# start of Supplied material

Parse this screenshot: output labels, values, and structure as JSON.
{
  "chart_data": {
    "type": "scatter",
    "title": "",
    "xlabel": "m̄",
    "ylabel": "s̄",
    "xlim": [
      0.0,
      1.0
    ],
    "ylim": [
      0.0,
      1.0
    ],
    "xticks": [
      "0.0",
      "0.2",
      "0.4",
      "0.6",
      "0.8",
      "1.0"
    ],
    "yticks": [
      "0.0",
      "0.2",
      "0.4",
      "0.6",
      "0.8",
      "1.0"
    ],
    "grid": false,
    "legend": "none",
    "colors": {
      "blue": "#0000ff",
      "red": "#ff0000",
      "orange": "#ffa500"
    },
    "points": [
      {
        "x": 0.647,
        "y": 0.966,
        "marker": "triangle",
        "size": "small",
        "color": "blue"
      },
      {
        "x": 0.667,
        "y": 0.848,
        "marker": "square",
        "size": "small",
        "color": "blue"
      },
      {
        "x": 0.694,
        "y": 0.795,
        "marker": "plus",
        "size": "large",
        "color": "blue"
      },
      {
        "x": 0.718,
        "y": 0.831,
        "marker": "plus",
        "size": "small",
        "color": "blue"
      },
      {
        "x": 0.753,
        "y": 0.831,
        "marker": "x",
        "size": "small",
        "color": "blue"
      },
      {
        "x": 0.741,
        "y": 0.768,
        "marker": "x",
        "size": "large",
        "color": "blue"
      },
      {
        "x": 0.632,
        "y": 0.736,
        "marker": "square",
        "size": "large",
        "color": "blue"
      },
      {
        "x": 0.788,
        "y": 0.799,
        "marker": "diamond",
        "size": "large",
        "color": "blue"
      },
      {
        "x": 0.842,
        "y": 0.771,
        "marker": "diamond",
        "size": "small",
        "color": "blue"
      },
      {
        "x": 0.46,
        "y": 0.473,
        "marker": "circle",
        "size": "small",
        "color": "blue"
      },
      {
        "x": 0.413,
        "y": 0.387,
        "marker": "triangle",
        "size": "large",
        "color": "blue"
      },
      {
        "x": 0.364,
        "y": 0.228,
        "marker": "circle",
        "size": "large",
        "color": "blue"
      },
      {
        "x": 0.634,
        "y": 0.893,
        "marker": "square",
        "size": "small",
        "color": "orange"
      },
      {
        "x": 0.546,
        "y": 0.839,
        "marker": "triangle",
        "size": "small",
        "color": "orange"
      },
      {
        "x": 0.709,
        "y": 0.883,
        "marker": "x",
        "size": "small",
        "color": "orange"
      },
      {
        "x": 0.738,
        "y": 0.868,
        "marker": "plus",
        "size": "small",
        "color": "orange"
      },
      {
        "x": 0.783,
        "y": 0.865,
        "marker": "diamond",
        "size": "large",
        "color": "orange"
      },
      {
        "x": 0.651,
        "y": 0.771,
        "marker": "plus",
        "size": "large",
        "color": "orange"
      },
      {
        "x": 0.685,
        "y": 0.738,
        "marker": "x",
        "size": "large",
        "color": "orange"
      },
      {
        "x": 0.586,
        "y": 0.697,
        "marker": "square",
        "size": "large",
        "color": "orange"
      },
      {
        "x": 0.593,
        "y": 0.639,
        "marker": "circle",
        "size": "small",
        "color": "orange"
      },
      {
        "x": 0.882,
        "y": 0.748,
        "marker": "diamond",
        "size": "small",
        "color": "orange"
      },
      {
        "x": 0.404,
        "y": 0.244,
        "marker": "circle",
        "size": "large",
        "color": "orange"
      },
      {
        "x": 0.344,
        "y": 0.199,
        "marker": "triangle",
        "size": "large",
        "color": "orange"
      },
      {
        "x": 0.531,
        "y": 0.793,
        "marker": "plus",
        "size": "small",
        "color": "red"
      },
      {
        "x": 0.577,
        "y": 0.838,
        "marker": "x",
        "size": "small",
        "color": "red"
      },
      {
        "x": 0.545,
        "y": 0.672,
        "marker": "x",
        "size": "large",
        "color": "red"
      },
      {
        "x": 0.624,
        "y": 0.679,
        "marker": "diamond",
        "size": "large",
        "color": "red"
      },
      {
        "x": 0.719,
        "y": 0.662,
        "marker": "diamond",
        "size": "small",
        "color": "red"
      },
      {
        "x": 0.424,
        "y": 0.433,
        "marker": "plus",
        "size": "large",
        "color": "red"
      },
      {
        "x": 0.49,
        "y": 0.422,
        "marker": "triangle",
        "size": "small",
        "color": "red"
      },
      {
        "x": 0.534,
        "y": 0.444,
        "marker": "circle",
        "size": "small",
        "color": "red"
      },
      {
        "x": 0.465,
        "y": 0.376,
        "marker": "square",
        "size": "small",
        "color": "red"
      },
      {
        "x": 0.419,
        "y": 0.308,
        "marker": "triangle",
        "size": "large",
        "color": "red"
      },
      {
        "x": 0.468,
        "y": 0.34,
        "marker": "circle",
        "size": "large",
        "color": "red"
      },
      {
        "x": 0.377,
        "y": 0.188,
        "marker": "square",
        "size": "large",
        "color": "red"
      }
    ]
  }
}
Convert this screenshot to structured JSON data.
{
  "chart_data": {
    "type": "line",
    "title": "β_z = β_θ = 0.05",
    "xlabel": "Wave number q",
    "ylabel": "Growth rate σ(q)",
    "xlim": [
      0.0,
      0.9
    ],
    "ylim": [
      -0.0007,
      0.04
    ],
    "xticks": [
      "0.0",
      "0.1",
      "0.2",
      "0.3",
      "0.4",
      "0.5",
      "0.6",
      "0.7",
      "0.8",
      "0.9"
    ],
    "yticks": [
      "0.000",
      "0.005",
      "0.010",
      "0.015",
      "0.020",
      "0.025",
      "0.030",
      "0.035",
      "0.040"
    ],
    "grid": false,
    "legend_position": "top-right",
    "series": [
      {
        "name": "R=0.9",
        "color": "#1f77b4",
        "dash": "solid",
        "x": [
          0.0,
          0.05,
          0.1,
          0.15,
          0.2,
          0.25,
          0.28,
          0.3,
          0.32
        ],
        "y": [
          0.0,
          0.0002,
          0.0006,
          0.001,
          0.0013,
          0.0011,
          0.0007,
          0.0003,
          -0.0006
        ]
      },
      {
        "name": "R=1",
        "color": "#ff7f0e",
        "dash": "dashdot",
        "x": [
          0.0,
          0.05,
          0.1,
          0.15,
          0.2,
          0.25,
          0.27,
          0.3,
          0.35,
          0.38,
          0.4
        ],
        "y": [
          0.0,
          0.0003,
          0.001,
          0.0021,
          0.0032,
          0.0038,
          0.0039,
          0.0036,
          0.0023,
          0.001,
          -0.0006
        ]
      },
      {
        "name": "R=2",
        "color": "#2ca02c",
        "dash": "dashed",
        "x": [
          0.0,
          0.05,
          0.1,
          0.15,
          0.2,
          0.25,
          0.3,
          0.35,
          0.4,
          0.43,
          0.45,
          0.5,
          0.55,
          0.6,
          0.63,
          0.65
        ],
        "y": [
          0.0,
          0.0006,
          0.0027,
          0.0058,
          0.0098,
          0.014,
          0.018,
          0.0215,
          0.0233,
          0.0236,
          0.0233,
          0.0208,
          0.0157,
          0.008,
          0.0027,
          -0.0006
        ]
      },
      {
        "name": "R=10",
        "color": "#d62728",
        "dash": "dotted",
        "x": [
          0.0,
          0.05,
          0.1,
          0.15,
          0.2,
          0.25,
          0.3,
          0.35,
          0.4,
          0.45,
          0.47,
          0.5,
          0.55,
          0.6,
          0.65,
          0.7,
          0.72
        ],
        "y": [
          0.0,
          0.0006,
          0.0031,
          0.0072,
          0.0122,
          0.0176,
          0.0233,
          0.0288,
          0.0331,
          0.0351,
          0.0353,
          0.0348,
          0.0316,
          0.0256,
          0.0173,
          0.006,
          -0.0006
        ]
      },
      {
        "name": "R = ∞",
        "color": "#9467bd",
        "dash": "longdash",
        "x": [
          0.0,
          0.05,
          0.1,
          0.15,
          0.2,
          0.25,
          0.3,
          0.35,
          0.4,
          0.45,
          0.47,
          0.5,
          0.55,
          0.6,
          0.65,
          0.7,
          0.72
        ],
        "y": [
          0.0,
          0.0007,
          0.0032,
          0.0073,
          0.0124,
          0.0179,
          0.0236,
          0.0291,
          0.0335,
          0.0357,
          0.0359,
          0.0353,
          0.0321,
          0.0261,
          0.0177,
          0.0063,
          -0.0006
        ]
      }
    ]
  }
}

# end of Supplied material

What needs to be done:
Select all lines with the word "screenshot" from the entries above.

Exercise output:
Parse this screenshot: output labels, values, and structure as JSON.
Convert this screenshot to structured JSON data.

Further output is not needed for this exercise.